▶ [STORED ROWS]:
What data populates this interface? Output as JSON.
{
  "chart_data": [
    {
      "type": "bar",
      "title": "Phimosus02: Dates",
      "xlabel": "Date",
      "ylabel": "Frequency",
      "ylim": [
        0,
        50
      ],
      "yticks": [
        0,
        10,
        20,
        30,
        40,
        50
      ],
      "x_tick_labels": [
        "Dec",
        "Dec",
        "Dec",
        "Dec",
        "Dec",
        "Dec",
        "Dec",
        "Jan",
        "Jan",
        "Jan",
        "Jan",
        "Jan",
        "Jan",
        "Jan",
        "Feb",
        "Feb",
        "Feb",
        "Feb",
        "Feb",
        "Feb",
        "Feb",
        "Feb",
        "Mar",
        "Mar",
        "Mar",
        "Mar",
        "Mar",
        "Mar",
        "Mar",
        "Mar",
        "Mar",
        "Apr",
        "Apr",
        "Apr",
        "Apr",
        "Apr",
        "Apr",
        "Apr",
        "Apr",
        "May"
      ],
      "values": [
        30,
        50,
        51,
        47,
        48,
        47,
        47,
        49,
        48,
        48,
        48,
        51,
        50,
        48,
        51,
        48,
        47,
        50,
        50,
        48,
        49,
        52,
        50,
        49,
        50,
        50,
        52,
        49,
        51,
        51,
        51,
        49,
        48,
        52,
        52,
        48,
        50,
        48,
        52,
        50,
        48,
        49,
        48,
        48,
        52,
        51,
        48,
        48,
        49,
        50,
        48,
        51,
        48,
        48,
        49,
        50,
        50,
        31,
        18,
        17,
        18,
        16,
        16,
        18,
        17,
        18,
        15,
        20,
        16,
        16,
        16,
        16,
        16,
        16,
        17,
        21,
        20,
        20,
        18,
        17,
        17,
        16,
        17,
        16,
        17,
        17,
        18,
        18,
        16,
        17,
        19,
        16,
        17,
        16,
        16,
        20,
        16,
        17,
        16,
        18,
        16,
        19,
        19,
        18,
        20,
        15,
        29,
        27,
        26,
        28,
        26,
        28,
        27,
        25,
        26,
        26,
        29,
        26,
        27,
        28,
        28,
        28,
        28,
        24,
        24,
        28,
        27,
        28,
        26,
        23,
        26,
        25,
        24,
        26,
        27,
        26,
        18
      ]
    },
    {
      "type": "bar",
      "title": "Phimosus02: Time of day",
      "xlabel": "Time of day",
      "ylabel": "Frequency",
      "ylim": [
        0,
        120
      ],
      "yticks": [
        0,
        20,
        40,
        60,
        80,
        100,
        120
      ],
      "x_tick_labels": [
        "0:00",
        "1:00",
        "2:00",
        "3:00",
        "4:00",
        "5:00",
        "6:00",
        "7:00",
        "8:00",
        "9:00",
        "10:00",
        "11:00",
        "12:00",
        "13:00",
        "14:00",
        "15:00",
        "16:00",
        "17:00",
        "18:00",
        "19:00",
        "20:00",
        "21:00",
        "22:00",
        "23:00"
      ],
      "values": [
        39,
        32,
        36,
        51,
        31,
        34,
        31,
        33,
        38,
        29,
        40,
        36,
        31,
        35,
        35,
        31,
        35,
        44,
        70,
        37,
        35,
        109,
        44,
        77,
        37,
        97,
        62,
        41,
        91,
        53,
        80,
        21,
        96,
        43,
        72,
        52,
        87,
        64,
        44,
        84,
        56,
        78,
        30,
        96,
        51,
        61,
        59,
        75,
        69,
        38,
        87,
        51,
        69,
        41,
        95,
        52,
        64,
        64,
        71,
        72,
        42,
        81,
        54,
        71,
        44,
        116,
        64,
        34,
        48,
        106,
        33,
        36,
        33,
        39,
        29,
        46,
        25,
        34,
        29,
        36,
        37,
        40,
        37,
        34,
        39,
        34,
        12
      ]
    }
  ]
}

▶ [STATED PROBLEM]:
Filter the data, keeping only the lines that contain "Time".

▶ [TASK RESPONSE]:
      "title": "Phimosus02: Time of day",
      "xlabel": "Time of day",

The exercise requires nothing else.